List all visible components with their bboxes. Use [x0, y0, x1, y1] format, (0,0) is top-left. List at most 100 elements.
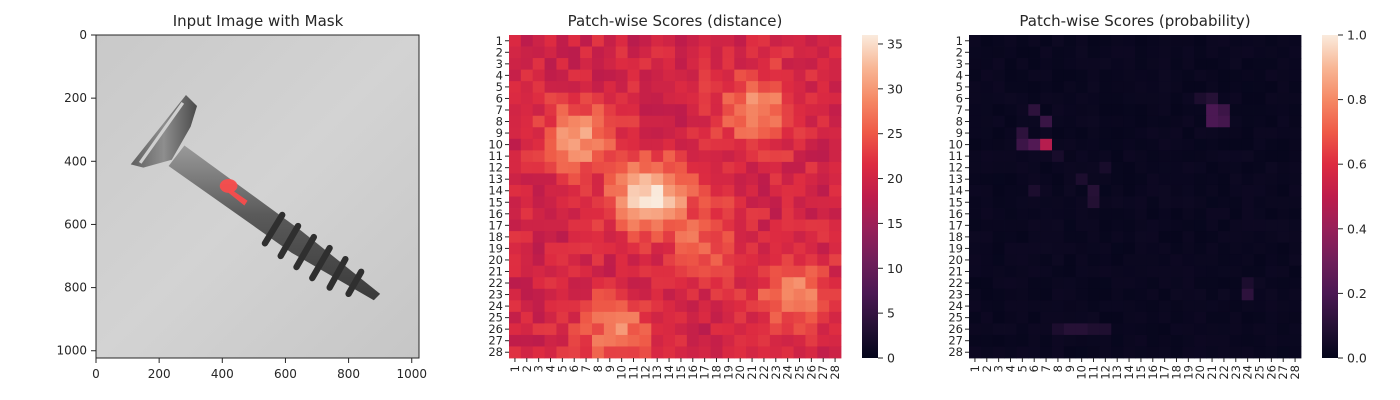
heatmap-cell [1253, 300, 1266, 313]
heatmap-cell [1016, 58, 1029, 71]
heatmap-cell [758, 58, 771, 71]
heatmap-cell [1052, 92, 1065, 105]
heatmap-cell [651, 334, 664, 347]
heatmap-cell [1087, 115, 1100, 128]
col-label: 15 [674, 365, 688, 380]
heatmap-cell [1028, 219, 1041, 232]
heatmap-cell [1170, 104, 1183, 117]
heatmap-cell [1075, 115, 1088, 128]
heatmap-cell [603, 219, 617, 232]
heatmap-cell [627, 184, 640, 197]
heatmap-cell [556, 196, 569, 209]
heatmap-cell [722, 127, 735, 140]
heatmap-cell [1063, 254, 1077, 267]
heatmap-cell [1004, 323, 1017, 336]
heatmap-cell [1146, 184, 1160, 197]
heatmap-cell [698, 300, 711, 313]
heatmap-cell [651, 277, 664, 290]
heatmap-cell [592, 288, 605, 301]
heatmap-cell [592, 35, 605, 47]
heatmap-cell [1253, 311, 1266, 324]
heatmap-cell [746, 277, 759, 290]
heatmap-cell [1289, 127, 1302, 140]
heatmap-cell [1016, 104, 1029, 117]
heatmap-cell [1099, 69, 1112, 82]
heatmap-cell [686, 35, 700, 47]
heatmap-cell [1123, 184, 1136, 197]
heatmap-cell [1277, 92, 1290, 105]
heatmap-cell [686, 196, 700, 209]
heatmap-cell [805, 92, 818, 105]
heatmap-cell [710, 277, 723, 290]
heatmap-cell [532, 81, 545, 94]
col-label: 14 [662, 365, 676, 380]
heatmap-cell [805, 346, 818, 359]
heatmap-cell [1218, 138, 1231, 151]
heatmap-cell [992, 300, 1005, 313]
heatmap-cell [1218, 231, 1231, 244]
heatmap-cell [663, 184, 676, 197]
heatmap-cell [663, 265, 676, 278]
heatmap-cell [1028, 208, 1041, 220]
heatmap-cell [698, 150, 711, 163]
heatmap-cell [969, 208, 982, 220]
heatmap-cell [544, 323, 557, 336]
heatmap-cell [1075, 184, 1088, 197]
heatmap-cell [1040, 161, 1053, 174]
heatmap-cell [1218, 196, 1231, 209]
heatmap-cell [1016, 161, 1029, 174]
heatmap-cell [1241, 115, 1254, 128]
heatmap-cell [1218, 311, 1231, 324]
heatmap-cell [1028, 127, 1041, 140]
heatmap-cell [1040, 208, 1053, 220]
heatmap-cell [520, 242, 534, 255]
heatmap-cell [734, 254, 747, 267]
colorbar-tick-label: 0.2 [1347, 286, 1367, 301]
heatmap-cell [805, 58, 818, 71]
heatmap-cell [781, 277, 794, 290]
heatmap-cell [627, 277, 640, 290]
heatmap-cell [592, 311, 605, 324]
heatmap-cell [509, 150, 522, 163]
heatmap-cell [769, 46, 783, 59]
heatmap-cell [1194, 184, 1207, 197]
heatmap-cell [651, 104, 664, 117]
heatmap-cell [1040, 323, 1053, 336]
heatmap-cell [1063, 115, 1077, 128]
heatmap-cell [509, 334, 522, 347]
heatmap-cell [1004, 231, 1017, 244]
heatmap-cell [746, 81, 759, 94]
heatmap-cell [568, 265, 581, 278]
heatmap-cell [1158, 334, 1171, 347]
heatmap-cell [1206, 69, 1219, 82]
heatmap-cell [1158, 138, 1171, 151]
heatmap-cell [1087, 242, 1100, 255]
heatmap-cell [556, 173, 569, 186]
col-label: 5 [555, 365, 569, 372]
heatmap-cell [615, 323, 628, 336]
heatmap-cell [793, 92, 806, 105]
heatmap-cell [686, 46, 700, 59]
heatmap-cell [1063, 208, 1077, 220]
heatmap-cell [722, 265, 735, 278]
heatmap-cell [781, 150, 794, 163]
heatmap-cell [698, 104, 711, 117]
heatmap-cell [1004, 288, 1017, 301]
heatmap-cell [639, 219, 652, 232]
heatmap-cell [1277, 46, 1290, 59]
heatmap-cell [746, 208, 759, 220]
heatmap-cell [734, 311, 747, 324]
heatmap-cell [769, 92, 783, 105]
heatmap-cell [781, 231, 794, 244]
heatmap-cell [722, 277, 735, 290]
heatmap-cell [532, 277, 545, 290]
heatmap-cell [1111, 300, 1124, 313]
heatmap-cell [1170, 196, 1183, 209]
heatmap-cell [592, 92, 605, 105]
heatmap-cell [1087, 277, 1100, 290]
heatmap-cell [710, 334, 723, 347]
heatmap-cell [746, 231, 759, 244]
heatmap-cell [1016, 254, 1029, 267]
input-image [95, 34, 420, 359]
heatmap-cell [1099, 150, 1112, 163]
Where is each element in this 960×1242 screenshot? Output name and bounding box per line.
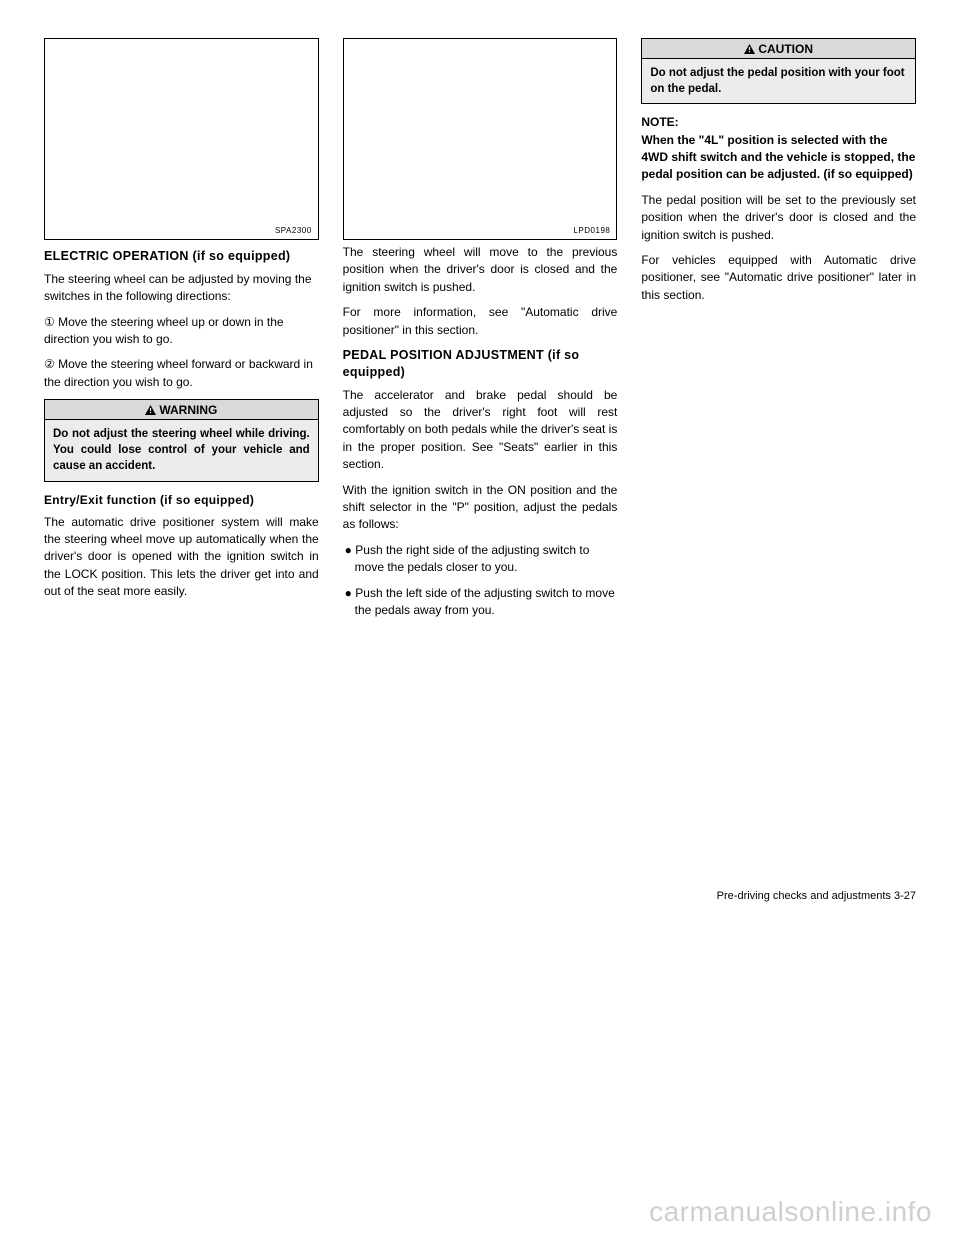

+ + +

■ **To be done**: Copy all of the records above line for line, without changing anything, and leave out the pictures.

■ **Output of the exercise**:
List all visible components with their bboxes. Use [x0, y0, x1, y1] format, (0,0) is top-left. List at most 100 elements.
heatmap-cell [1253, 300, 1266, 313]
heatmap-cell [1016, 58, 1029, 71]
heatmap-cell [758, 58, 771, 71]
heatmap-cell [1052, 92, 1065, 105]
heatmap-cell [651, 334, 664, 347]
heatmap-cell [1087, 115, 1100, 128]
col-label: 15 [674, 365, 688, 380]
heatmap-cell [1028, 219, 1041, 232]
heatmap-cell [1170, 104, 1183, 117]
heatmap-cell [1075, 115, 1088, 128]
heatmap-cell [603, 219, 617, 232]
heatmap-cell [627, 184, 640, 197]
heatmap-cell [556, 196, 569, 209]
heatmap-cell [722, 127, 735, 140]
heatmap-cell [1063, 254, 1077, 267]
heatmap-cell [1004, 323, 1017, 336]
heatmap-cell [1146, 184, 1160, 197]
heatmap-cell [698, 300, 711, 313]
heatmap-cell [651, 277, 664, 290]
heatmap-cell [592, 288, 605, 301]
heatmap-cell [592, 35, 605, 47]
heatmap-cell [1253, 311, 1266, 324]
heatmap-cell [746, 277, 759, 290]
heatmap-cell [1289, 127, 1302, 140]
heatmap-cell [1016, 104, 1029, 117]
heatmap-cell [1099, 69, 1112, 82]
heatmap-cell [686, 35, 700, 47]
heatmap-cell [1123, 184, 1136, 197]
heatmap-cell [1277, 92, 1290, 105]
heatmap-cell [686, 196, 700, 209]
heatmap-cell [805, 92, 818, 105]
heatmap-cell [710, 277, 723, 290]
heatmap-cell [532, 81, 545, 94]
col-label: 14 [662, 365, 676, 380]
heatmap-cell [805, 346, 818, 359]
heatmap-cell [1218, 138, 1231, 151]
heatmap-cell [992, 300, 1005, 313]
heatmap-cell [1218, 231, 1231, 244]
heatmap-cell [663, 184, 676, 197]
heatmap-cell [663, 265, 676, 278]
heatmap-cell [1028, 208, 1041, 220]
heatmap-cell [698, 150, 711, 163]
heatmap-cell [969, 208, 982, 220]
heatmap-cell [544, 323, 557, 336]
heatmap-cell [1075, 184, 1088, 197]
heatmap-cell [1040, 161, 1053, 174]
heatmap-cell [1218, 196, 1231, 209]
heatmap-cell [1016, 161, 1029, 174]
heatmap-cell [1241, 115, 1254, 128]
heatmap-cell [1218, 311, 1231, 324]
heatmap-cell [1028, 127, 1041, 140]
heatmap-cell [1040, 208, 1053, 220]
heatmap-cell [520, 242, 534, 255]
heatmap-cell [734, 254, 747, 267]
colorbar-tick-label: 0.2 [1347, 286, 1367, 301]
heatmap-cell [805, 58, 818, 71]
heatmap-cell [781, 277, 794, 290]
heatmap-cell [627, 277, 640, 290]
heatmap-cell [592, 311, 605, 324]
heatmap-cell [509, 150, 522, 163]
heatmap-cell [769, 46, 783, 59]
heatmap-cell [1194, 184, 1207, 197]
heatmap-cell [651, 104, 664, 117]
heatmap-cell [1040, 323, 1053, 336]
heatmap-cell [1063, 115, 1077, 128]
heatmap-cell [509, 334, 522, 347]
heatmap-cell [1004, 231, 1017, 244]
heatmap-cell [746, 81, 759, 94]
heatmap-cell [568, 265, 581, 278]
heatmap-cell [1158, 334, 1171, 347]
heatmap-cell [1206, 69, 1219, 82]
heatmap-cell [1158, 138, 1171, 151]
heatmap-cell [1087, 242, 1100, 255]
heatmap-cell [556, 173, 569, 186]
col-label: 5 [555, 365, 569, 372]
heatmap-cell [615, 323, 628, 336]
heatmap-cell [793, 92, 806, 105]
heatmap-cell [686, 46, 700, 59]
heatmap-cell [1063, 208, 1077, 220]
heatmap-cell [722, 265, 735, 278]
heatmap-cell [781, 150, 794, 163]
heatmap-cell [698, 104, 711, 117]
heatmap-cell [1004, 288, 1017, 301]
heatmap-cell [639, 219, 652, 232]
heatmap-cell [1277, 46, 1290, 59]
heatmap-cell [746, 208, 759, 220]
heatmap-cell [734, 311, 747, 324]
heatmap-cell [769, 92, 783, 105]
heatmap-cell [781, 231, 794, 244]
heatmap-cell [722, 277, 735, 290]
heatmap-cell [532, 277, 545, 290]
heatmap-cell [1111, 300, 1124, 313]
heatmap-cell [1170, 196, 1183, 209]
heatmap-cell [592, 92, 605, 105]
heatmap-cell [1087, 277, 1100, 290]
heatmap-cell [710, 334, 723, 347]
heatmap-cell [746, 231, 759, 244]
heatmap-cell [1016, 254, 1029, 267]
input-image [95, 34, 420, 359]
heatmap-cell [1099, 150, 1112, 163]
Where is each element in this 960×1242 screenshot? Output name and bounding box per line.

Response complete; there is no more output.